■ Stated exercise ■
Could you give the listing below as a numbered list, leaving out any blank lines?

☆ ☆ ☆ ☆ ☆

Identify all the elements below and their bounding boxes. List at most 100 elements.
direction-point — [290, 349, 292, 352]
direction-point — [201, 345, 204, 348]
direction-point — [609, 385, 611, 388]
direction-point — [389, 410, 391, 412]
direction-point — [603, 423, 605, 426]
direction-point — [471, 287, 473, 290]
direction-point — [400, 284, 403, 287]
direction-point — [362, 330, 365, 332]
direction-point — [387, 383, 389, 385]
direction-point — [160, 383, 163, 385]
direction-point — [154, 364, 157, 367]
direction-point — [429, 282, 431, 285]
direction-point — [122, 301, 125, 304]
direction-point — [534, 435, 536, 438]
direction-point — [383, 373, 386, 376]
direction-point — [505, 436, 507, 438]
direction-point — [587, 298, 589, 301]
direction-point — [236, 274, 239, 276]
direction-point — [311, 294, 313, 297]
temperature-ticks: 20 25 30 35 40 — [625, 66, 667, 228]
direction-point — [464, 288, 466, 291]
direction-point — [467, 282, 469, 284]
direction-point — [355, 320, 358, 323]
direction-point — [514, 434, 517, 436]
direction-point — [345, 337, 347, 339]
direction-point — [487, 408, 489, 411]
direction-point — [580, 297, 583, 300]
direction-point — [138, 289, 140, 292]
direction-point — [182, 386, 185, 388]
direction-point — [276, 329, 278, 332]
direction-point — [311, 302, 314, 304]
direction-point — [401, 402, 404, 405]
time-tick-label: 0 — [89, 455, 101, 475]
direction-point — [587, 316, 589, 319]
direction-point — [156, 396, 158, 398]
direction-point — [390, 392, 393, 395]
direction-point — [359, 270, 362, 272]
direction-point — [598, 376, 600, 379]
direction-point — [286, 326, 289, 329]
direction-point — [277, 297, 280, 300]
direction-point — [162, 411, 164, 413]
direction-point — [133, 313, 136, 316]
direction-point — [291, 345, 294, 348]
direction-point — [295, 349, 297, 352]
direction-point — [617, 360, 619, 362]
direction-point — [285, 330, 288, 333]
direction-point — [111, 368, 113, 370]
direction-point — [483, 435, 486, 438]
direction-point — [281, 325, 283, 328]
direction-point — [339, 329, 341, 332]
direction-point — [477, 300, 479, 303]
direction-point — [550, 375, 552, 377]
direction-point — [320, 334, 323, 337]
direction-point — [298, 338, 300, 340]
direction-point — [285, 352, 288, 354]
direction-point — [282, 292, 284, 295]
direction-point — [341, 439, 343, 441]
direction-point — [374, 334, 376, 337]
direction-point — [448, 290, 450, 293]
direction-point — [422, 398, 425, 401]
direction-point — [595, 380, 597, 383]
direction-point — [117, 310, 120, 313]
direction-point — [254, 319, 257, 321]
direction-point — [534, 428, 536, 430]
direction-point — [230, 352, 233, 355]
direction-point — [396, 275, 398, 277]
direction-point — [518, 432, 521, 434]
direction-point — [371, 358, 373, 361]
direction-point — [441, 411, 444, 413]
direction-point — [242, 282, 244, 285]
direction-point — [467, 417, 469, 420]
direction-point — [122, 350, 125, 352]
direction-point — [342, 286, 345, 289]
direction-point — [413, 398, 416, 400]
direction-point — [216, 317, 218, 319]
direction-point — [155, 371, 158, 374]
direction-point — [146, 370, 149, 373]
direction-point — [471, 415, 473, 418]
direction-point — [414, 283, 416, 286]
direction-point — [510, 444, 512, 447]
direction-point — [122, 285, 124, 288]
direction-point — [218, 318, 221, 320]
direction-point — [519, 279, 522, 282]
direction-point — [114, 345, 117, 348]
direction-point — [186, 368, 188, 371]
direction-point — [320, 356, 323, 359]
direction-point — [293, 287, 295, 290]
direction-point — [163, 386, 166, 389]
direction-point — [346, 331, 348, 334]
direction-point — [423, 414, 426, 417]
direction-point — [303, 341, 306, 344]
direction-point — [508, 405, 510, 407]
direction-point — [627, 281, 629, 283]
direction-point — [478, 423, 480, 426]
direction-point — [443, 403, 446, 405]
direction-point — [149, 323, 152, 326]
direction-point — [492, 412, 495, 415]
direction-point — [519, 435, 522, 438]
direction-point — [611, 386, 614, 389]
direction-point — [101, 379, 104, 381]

☆ ☆ ☆ ☆ ☆

■ Task output ■
1. Identify all the elements below and their bounding boxes. List at most 100 elements.
2. direction-point — [290, 349, 292, 352]
3. direction-point — [201, 345, 204, 348]
4. direction-point — [609, 385, 611, 388]
5. direction-point — [389, 410, 391, 412]
6. direction-point — [603, 423, 605, 426]
7. direction-point — [471, 287, 473, 290]
8. direction-point — [400, 284, 403, 287]
9. direction-point — [362, 330, 365, 332]
10. direction-point — [387, 383, 389, 385]
11. direction-point — [160, 383, 163, 385]
12. direction-point — [154, 364, 157, 367]
13. direction-point — [429, 282, 431, 285]
14. direction-point — [122, 301, 125, 304]
15. direction-point — [534, 435, 536, 438]
16. direction-point — [383, 373, 386, 376]
17. direction-point — [505, 436, 507, 438]
18. direction-point — [587, 298, 589, 301]
19. direction-point — [236, 274, 239, 276]
20. direction-point — [311, 294, 313, 297]
21. temperature-ticks: 20 25 30 35 40 — [625, 66, 667, 228]
22. direction-point — [464, 288, 466, 291]
23. direction-point — [467, 282, 469, 284]
24. direction-point — [355, 320, 358, 323]
25. direction-point — [514, 434, 517, 436]
26. direction-point — [345, 337, 347, 339]
27. direction-point — [487, 408, 489, 411]
28. direction-point — [580, 297, 583, 300]
29. direction-point — [138, 289, 140, 292]
30. direction-point — [182, 386, 185, 388]
31. direction-point — [276, 329, 278, 332]
32. direction-point — [311, 302, 314, 304]
33. direction-point — [401, 402, 404, 405]
34. time-tick-label: 0 — [89, 455, 101, 475]
35. direction-point — [587, 316, 589, 319]
36. direction-point — [156, 396, 158, 398]
37. direction-point — [390, 392, 393, 395]
38. direction-point — [359, 270, 362, 272]
39. direction-point — [598, 376, 600, 379]
40. direction-point — [286, 326, 289, 329]
41. direction-point — [277, 297, 280, 300]
42. direction-point — [162, 411, 164, 413]
43. direction-point — [133, 313, 136, 316]
44. direction-point — [291, 345, 294, 348]
45. direction-point — [295, 349, 297, 352]
46. direction-point — [617, 360, 619, 362]
47. direction-point — [285, 330, 288, 333]
48. direction-point — [111, 368, 113, 370]
49. direction-point — [483, 435, 486, 438]
50. direction-point — [281, 325, 283, 328]
51. direction-point — [339, 329, 341, 332]
52. direction-point — [477, 300, 479, 303]
53. direction-point — [550, 375, 552, 377]
54. direction-point — [320, 334, 323, 337]
55. direction-point — [298, 338, 300, 340]
56. direction-point — [285, 352, 288, 354]
57. direction-point — [282, 292, 284, 295]
58. direction-point — [341, 439, 343, 441]
59. direction-point — [374, 334, 376, 337]
60. direction-point — [448, 290, 450, 293]
61. direction-point — [422, 398, 425, 401]
62. direction-point — [595, 380, 597, 383]
63. direction-point — [117, 310, 120, 313]
64. direction-point — [254, 319, 257, 321]
65. direction-point — [534, 428, 536, 430]
66. direction-point — [230, 352, 233, 355]
67. direction-point — [396, 275, 398, 277]
68. direction-point — [518, 432, 521, 434]
69. direction-point — [371, 358, 373, 361]
70. direction-point — [441, 411, 444, 413]
71. direction-point — [242, 282, 244, 285]
72. direction-point — [467, 417, 469, 420]
73. direction-point — [122, 350, 125, 352]
74. direction-point — [342, 286, 345, 289]
75. direction-point — [413, 398, 416, 400]
76. direction-point — [216, 317, 218, 319]
77. direction-point — [155, 371, 158, 374]
78. direction-point — [146, 370, 149, 373]
79. direction-point — [471, 415, 473, 418]
80. direction-point — [414, 283, 416, 286]
81. direction-point — [510, 444, 512, 447]
82. direction-point — [122, 285, 124, 288]
83. direction-point — [218, 318, 221, 320]
84. direction-point — [519, 279, 522, 282]
85. direction-point — [114, 345, 117, 348]
86. direction-point — [186, 368, 188, 371]
87. direction-point — [320, 356, 323, 359]
88. direction-point — [293, 287, 295, 290]
89. direction-point — [163, 386, 166, 389]
90. direction-point — [346, 331, 348, 334]
91. direction-point — [423, 414, 426, 417]
92. direction-point — [303, 341, 306, 344]
93. direction-point — [508, 405, 510, 407]
94. direction-point — [627, 281, 629, 283]
95. direction-point — [478, 423, 480, 426]
96. direction-point — [443, 403, 446, 405]
97. direction-point — [149, 323, 152, 326]
98. direction-point — [492, 412, 495, 415]
99. direction-point — [519, 435, 522, 438]
100. direction-point — [611, 386, 614, 389]
101. direction-point — [101, 379, 104, 381]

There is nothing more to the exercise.